— Start Exercise data —

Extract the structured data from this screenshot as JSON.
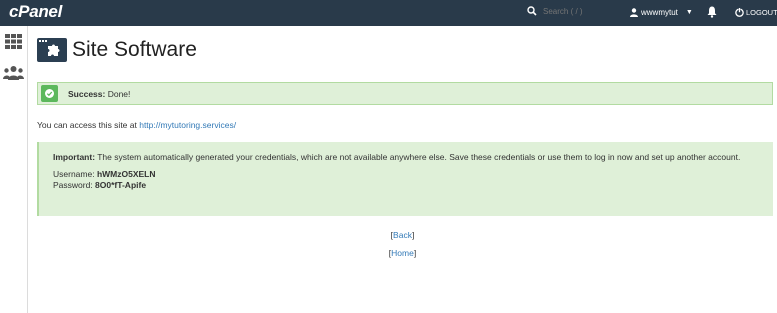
{
  "topbar": {
    "logo": "cPanel",
    "search_placeholder": "Search ( / )",
    "username": "wwwmytut",
    "logout_label": "LOGOUT"
  },
  "page": {
    "title": "Site Software"
  },
  "success": {
    "strong": "Success:",
    "text": " Done!"
  },
  "access": {
    "prefix": "You can access this site at ",
    "url": "http://mytutoring.services/"
  },
  "important": {
    "strong": "Important:",
    "text": " The system automatically generated your credentials, which are not available anywhere else. Save these credentials or use them to log in now and set up another account.",
    "username_label": "Username: ",
    "username_value": "hWMzO5XELN",
    "password_label": "Password: ",
    "password_value": "8O0*fT-Apife"
  },
  "links": {
    "back": "Back",
    "home": "Home"
  },
  "colors": {
    "topbar": "#293a4a",
    "success_bg": "#dff0d8",
    "success_border": "#b2dba1",
    "link": "#337ab7"
  }
}
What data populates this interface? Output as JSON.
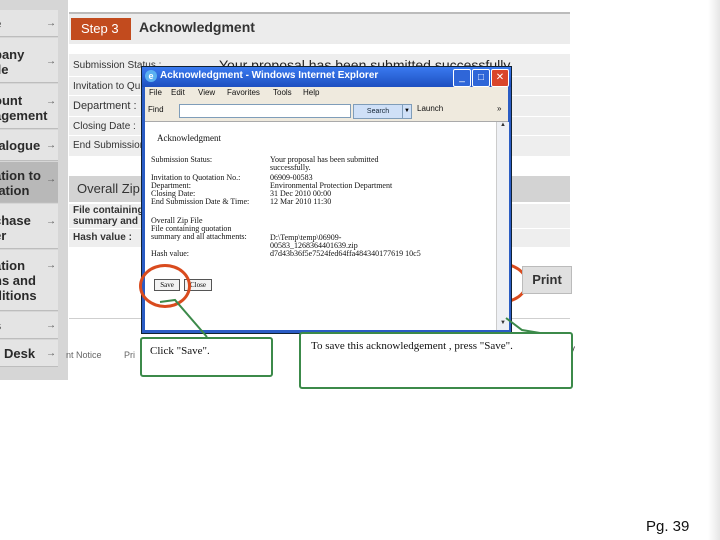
{
  "sidebar": {
    "items": [
      {
        "label": "e"
      },
      {
        "label": "pany",
        "label2": "ile"
      },
      {
        "label": "ount",
        "label2": "agement"
      },
      {
        "label": "talogue"
      },
      {
        "label": "ation to",
        "label2": "tation"
      },
      {
        "label": "chase",
        "label2": "er"
      },
      {
        "label": "ation",
        "label2": "ns and",
        "label3": "ditions"
      },
      {
        "label": "s"
      },
      {
        "label": "Desk"
      }
    ]
  },
  "header": {
    "step": "Step 3",
    "title": "Acknowledgment"
  },
  "form": {
    "submission_status": "Submission Status :",
    "invitation": "Invitation to Qu",
    "department": "Department :",
    "closing_date": "Closing Date :",
    "end_submission": "End Submission",
    "status_message": "Your proposal has been submitted successfully.",
    "zip_title": "Overall Zip",
    "file_containing": "File containing",
    "summary_and": "summary and c",
    "hash_value": "Hash value :"
  },
  "actions": {
    "save_peek": "e",
    "print": "Print"
  },
  "footer": {
    "notice": "nt Notice",
    "pr": "Pri",
    "y": "y"
  },
  "ie": {
    "title": "Acknowledgment - Windows Internet Explorer",
    "menu": [
      "File",
      "Edit",
      "View",
      "Favorites",
      "Tools",
      "Help"
    ],
    "find_label": "Find",
    "search_label": "Search",
    "launch_label": "Launch",
    "doc": {
      "heading": "Acknowledgment",
      "rows": [
        {
          "label": "Submission Status:",
          "value": "Your proposal has been submitted successfully."
        },
        {
          "label": "Invitation to Quotation No.:",
          "value": "06909-00583"
        },
        {
          "label": "Department:",
          "value": "Environmental Protection Department"
        },
        {
          "label": "Closing Date:",
          "value": "31 Dec 2010 00:00"
        },
        {
          "label": "End Submission Date & Time:",
          "value": "12 Mar 2010 11:30"
        }
      ],
      "zip_heading": "Overall Zip File",
      "file_label": "File containing quotation summary and all attachments:",
      "file_value": "D:\\Temp\\temp\\06909-00583_1268364401639.zip",
      "hash_label": "Hash value:",
      "hash_value": "d7d43b36f5e7524fed64ffa484340177619 10c5",
      "save_button": "Save",
      "close_button": "Close"
    }
  },
  "callouts": {
    "left": "Click \"Save\".",
    "right": "To save this acknowledgement , press \"Save\"."
  },
  "page_number": "Pg. 39",
  "colors": {
    "step_badge": "#c24b1e",
    "highlight_circle": "#d94b1e",
    "callout_border": "#3c8a4a",
    "ie_titlebar": "#1d4fc0"
  }
}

— End Exercise data —

Goal:
Transcribe the listing above verbatim. Omit the pictures.

Response to the task:
Extract the structured data from this screenshot as JSON.
{
  "topbar": {
    "logo": "cPanel",
    "search_placeholder": "Search ( / )",
    "username": "wwwmytut",
    "logout_label": "LOGOUT"
  },
  "page": {
    "title": "Site Software"
  },
  "success": {
    "strong": "Success:",
    "text": " Done!"
  },
  "access": {
    "prefix": "You can access this site at ",
    "url": "http://mytutoring.services/"
  },
  "important": {
    "strong": "Important:",
    "text": " The system automatically generated your credentials, which are not available anywhere else. Save these credentials or use them to log in now and set up another account.",
    "username_label": "Username: ",
    "username_value": "hWMzO5XELN",
    "password_label": "Password: ",
    "password_value": "8O0*fT-Apife"
  },
  "links": {
    "back": "Back",
    "home": "Home"
  },
  "colors": {
    "topbar": "#293a4a",
    "success_bg": "#dff0d8",
    "success_border": "#b2dba1",
    "link": "#337ab7"
  }
}
What data populates this interface? Output as JSON.
{
  "sidebar": {
    "items": [
      {
        "label": "e"
      },
      {
        "label": "pany",
        "label2": "ile"
      },
      {
        "label": "ount",
        "label2": "agement"
      },
      {
        "label": "talogue"
      },
      {
        "label": "ation to",
        "label2": "tation"
      },
      {
        "label": "chase",
        "label2": "er"
      },
      {
        "label": "ation",
        "label2": "ns and",
        "label3": "ditions"
      },
      {
        "label": "s"
      },
      {
        "label": "Desk"
      }
    ]
  },
  "header": {
    "step": "Step 3",
    "title": "Acknowledgment"
  },
  "form": {
    "submission_status": "Submission Status :",
    "invitation": "Invitation to Qu",
    "department": "Department :",
    "closing_date": "Closing Date :",
    "end_submission": "End Submission",
    "status_message": "Your proposal has been submitted successfully.",
    "zip_title": "Overall Zip",
    "file_containing": "File containing",
    "summary_and": "summary and c",
    "hash_value": "Hash value :"
  },
  "actions": {
    "save_peek": "e",
    "print": "Print"
  },
  "footer": {
    "notice": "nt Notice",
    "pr": "Pri",
    "y": "y"
  },
  "ie": {
    "title": "Acknowledgment - Windows Internet Explorer",
    "menu": [
      "File",
      "Edit",
      "View",
      "Favorites",
      "Tools",
      "Help"
    ],
    "find_label": "Find",
    "search_label": "Search",
    "launch_label": "Launch",
    "doc": {
      "heading": "Acknowledgment",
      "rows": [
        {
          "label": "Submission Status:",
          "value": "Your proposal has been submitted successfully."
        },
        {
          "label": "Invitation to Quotation No.:",
          "value": "06909-00583"
        },
        {
          "label": "Department:",
          "value": "Environmental Protection Department"
        },
        {
          "label": "Closing Date:",
          "value": "31 Dec 2010 00:00"
        },
        {
          "label": "End Submission Date & Time:",
          "value": "12 Mar 2010 11:30"
        }
      ],
      "zip_heading": "Overall Zip File",
      "file_label": "File containing quotation summary and all attachments:",
      "file_value": "D:\\Temp\\temp\\06909-00583_1268364401639.zip",
      "hash_label": "Hash value:",
      "hash_value": "d7d43b36f5e7524fed64ffa484340177619 10c5",
      "save_button": "Save",
      "close_button": "Close"
    }
  },
  "callouts": {
    "left": "Click \"Save\".",
    "right": "To save this acknowledgement , press \"Save\"."
  },
  "page_number": "Pg. 39",
  "colors": {
    "step_badge": "#c24b1e",
    "highlight_circle": "#d94b1e",
    "callout_border": "#3c8a4a",
    "ie_titlebar": "#1d4fc0"
  }
}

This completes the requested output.